▸ **EXERCISE GOAL**
Copy out each line of the data that holds the word "structured".

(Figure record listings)
————————
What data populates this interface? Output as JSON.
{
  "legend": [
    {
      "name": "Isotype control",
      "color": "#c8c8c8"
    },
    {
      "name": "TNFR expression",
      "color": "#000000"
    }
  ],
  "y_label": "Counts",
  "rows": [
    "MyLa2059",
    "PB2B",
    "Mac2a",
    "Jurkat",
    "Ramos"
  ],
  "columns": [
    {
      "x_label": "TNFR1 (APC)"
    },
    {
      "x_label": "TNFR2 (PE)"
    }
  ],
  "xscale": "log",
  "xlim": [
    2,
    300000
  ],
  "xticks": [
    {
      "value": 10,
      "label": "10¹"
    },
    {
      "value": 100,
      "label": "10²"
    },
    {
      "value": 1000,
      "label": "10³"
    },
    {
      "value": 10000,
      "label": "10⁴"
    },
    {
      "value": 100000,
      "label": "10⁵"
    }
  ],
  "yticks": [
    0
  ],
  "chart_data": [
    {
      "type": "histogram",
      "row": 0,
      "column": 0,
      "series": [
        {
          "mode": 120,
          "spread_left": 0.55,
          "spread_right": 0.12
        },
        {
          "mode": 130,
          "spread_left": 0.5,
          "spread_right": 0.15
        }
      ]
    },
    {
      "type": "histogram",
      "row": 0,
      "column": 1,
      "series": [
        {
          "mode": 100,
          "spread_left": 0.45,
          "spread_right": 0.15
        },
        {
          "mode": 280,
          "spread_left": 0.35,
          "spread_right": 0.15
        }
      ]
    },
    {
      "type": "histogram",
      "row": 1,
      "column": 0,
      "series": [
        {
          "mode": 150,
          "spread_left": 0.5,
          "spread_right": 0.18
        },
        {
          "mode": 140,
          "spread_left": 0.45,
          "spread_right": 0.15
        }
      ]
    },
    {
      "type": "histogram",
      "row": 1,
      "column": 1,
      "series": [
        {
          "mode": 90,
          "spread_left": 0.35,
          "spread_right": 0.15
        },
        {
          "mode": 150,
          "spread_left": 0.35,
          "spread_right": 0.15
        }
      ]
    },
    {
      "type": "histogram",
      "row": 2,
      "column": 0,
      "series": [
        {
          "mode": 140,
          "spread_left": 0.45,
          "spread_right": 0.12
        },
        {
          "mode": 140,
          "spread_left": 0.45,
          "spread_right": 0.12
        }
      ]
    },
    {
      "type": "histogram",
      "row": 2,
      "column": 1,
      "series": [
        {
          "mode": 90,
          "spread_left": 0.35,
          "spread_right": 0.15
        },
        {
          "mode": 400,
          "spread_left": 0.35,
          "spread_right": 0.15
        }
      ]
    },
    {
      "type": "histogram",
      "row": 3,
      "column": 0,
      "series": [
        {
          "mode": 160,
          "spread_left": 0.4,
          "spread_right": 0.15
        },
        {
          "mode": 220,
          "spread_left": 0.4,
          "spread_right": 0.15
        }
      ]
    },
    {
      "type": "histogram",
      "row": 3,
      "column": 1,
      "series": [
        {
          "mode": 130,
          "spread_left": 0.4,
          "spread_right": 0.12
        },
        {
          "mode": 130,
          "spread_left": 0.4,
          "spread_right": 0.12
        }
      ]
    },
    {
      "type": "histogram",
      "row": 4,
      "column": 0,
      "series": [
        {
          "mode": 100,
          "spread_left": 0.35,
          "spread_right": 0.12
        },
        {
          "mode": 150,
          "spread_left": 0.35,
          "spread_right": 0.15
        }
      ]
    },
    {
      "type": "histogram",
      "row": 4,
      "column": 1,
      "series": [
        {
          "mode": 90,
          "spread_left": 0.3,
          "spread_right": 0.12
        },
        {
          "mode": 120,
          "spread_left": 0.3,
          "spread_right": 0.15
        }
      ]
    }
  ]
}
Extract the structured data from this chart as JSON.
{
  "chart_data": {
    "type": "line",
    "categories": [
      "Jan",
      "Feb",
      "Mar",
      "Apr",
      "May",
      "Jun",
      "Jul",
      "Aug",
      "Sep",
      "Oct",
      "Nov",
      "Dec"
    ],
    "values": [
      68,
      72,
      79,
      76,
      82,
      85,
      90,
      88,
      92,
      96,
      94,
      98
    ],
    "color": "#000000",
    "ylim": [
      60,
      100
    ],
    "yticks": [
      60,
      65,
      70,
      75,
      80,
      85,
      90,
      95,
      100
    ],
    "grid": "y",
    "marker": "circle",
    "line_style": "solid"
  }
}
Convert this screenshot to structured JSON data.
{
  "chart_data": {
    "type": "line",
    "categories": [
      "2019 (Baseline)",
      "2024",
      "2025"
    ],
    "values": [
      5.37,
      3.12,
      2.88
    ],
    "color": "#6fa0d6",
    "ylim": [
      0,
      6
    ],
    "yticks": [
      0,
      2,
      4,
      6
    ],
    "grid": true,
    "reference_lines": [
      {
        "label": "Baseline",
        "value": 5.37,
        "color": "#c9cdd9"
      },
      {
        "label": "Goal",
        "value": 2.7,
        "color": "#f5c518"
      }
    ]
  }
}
————————
▸ **SOLUTION TO THIS EXERCISE**
Extract the structured data from this chart as JSON.
Convert this screenshot to structured JSON data.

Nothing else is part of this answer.